Can you swap each "Terminals" in the data below for "Units" and give back every line otherwise unchanged?

** Begin DATASET CONTENT **

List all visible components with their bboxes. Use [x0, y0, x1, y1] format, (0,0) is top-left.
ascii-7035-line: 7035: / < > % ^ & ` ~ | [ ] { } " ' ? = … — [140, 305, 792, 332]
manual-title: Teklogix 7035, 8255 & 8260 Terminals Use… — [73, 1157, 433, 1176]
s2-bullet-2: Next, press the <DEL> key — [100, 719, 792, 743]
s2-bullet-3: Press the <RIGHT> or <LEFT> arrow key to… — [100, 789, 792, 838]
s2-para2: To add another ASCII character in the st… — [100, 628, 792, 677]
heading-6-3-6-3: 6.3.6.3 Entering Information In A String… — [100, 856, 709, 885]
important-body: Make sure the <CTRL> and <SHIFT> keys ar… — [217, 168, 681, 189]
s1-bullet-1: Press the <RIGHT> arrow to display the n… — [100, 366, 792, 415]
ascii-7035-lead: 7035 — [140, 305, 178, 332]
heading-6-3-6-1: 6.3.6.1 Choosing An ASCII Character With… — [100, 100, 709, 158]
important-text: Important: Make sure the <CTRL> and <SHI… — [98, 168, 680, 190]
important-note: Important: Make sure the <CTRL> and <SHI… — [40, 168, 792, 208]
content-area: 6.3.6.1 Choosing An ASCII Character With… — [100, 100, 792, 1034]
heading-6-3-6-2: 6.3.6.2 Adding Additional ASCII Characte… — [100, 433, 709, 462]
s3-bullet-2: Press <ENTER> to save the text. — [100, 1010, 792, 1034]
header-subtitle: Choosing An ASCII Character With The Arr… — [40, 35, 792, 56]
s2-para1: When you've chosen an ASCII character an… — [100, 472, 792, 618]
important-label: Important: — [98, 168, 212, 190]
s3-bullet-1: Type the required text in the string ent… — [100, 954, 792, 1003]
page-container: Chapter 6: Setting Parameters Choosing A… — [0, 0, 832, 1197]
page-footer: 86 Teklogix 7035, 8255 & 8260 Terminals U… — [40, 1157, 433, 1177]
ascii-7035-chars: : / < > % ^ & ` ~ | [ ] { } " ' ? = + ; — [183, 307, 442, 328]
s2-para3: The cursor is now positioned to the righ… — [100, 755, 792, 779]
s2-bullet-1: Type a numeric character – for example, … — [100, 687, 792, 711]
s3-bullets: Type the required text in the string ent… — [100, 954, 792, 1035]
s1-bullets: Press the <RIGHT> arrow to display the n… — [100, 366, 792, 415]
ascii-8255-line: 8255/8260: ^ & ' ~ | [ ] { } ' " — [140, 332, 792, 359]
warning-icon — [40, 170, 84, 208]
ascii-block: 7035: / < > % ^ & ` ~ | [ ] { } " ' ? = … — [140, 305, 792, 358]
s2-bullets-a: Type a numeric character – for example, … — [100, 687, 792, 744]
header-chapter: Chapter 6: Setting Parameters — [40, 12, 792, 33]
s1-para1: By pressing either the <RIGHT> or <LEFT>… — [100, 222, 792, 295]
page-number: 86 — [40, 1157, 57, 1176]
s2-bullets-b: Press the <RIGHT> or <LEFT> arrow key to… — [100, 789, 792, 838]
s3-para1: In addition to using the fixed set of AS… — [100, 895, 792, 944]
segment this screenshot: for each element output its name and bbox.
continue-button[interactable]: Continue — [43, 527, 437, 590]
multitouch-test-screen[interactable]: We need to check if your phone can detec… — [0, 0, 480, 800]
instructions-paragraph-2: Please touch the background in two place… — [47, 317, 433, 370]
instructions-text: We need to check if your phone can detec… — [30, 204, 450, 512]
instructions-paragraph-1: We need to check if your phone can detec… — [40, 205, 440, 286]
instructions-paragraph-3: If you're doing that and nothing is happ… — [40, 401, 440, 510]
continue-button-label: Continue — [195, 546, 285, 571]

** End DATASET CONTENT **

• [SOLUTION BELOW]:
List all visible components with their bboxes. Use [x0, y0, x1, y1] format, (0,0) is top-left.
ascii-7035-line: 7035: / < > % ^ & ` ~ | [ ] { } " ' ? = … — [140, 305, 792, 332]
manual-title: Teklogix 7035, 8255 & 8260 Units Use… — [73, 1157, 433, 1176]
s2-bullet-2: Next, press the <DEL> key — [100, 719, 792, 743]
s2-bullet-3: Press the <RIGHT> or <LEFT> arrow key to… — [100, 789, 792, 838]
s2-para2: To add another ASCII character in the st… — [100, 628, 792, 677]
heading-6-3-6-3: 6.3.6.3 Entering Information In A String… — [100, 856, 709, 885]
important-body: Make sure the <CTRL> and <SHIFT> keys ar… — [217, 168, 681, 189]
s1-bullet-1: Press the <RIGHT> arrow to display the n… — [100, 366, 792, 415]
ascii-7035-lead: 7035 — [140, 305, 178, 332]
heading-6-3-6-1: 6.3.6.1 Choosing An ASCII Character With… — [100, 100, 709, 158]
important-text: Important: Make sure the <CTRL> and <SHI… — [98, 168, 680, 190]
important-note: Important: Make sure the <CTRL> and <SHI… — [40, 168, 792, 208]
content-area: 6.3.6.1 Choosing An ASCII Character With… — [100, 100, 792, 1034]
heading-6-3-6-2: 6.3.6.2 Adding Additional ASCII Characte… — [100, 433, 709, 462]
s3-bullet-2: Press <ENTER> to save the text. — [100, 1010, 792, 1034]
header-subtitle: Choosing An ASCII Character With The Arr… — [40, 35, 792, 56]
s2-para1: When you've chosen an ASCII character an… — [100, 472, 792, 618]
important-label: Important: — [98, 168, 212, 190]
s3-bullet-1: Type the required text in the string ent… — [100, 954, 792, 1003]
page-container: Chapter 6: Setting Parameters Choosing A… — [0, 0, 832, 1197]
page-footer: 86 Teklogix 7035, 8255 & 8260 Units U… — [40, 1157, 433, 1177]
ascii-7035-chars: : / < > % ^ & ` ~ | [ ] { } " ' ? = + ; — [183, 307, 442, 328]
s2-para3: The cursor is now positioned to the righ… — [100, 755, 792, 779]
s2-bullet-1: Type a numeric character – for example, … — [100, 687, 792, 711]
s3-bullets: Type the required text in the string ent… — [100, 954, 792, 1035]
s1-bullets: Press the <RIGHT> arrow to display the n… — [100, 366, 792, 415]
ascii-8255-line: 8255/8260: ^ & ' ~ | [ ] { } ' " — [140, 332, 792, 359]
warning-icon — [40, 170, 84, 208]
ascii-block: 7035: / < > % ^ & ` ~ | [ ] { } " ' ? = … — [140, 305, 792, 358]
s2-bullets-a: Type a numeric character – for example, … — [100, 687, 792, 744]
header-chapter: Chapter 6: Setting Parameters — [40, 12, 792, 33]
s1-para1: By pressing either the <RIGHT> or <LEFT>… — [100, 222, 792, 295]
page-number: 86 — [40, 1157, 57, 1176]
s2-bullets-b: Press the <RIGHT> or <LEFT> arrow key to… — [100, 789, 792, 838]
s3-para1: In addition to using the fixed set of AS… — [100, 895, 792, 944]
segment this screenshot: for each element output its name and bbox.
continue-button[interactable]: Continue — [43, 527, 437, 590]
multitouch-test-screen[interactable]: We need to check if your phone can detec… — [0, 0, 480, 800]
instructions-paragraph-2: Please touch the background in two place… — [47, 317, 433, 370]
instructions-text: We need to check if your phone can detec… — [30, 204, 450, 512]
instructions-paragraph-1: We need to check if your phone can detec… — [40, 205, 440, 286]
instructions-paragraph-3: If you're doing that and nothing is happ… — [40, 401, 440, 510]
continue-button-label: Continue — [195, 546, 285, 571]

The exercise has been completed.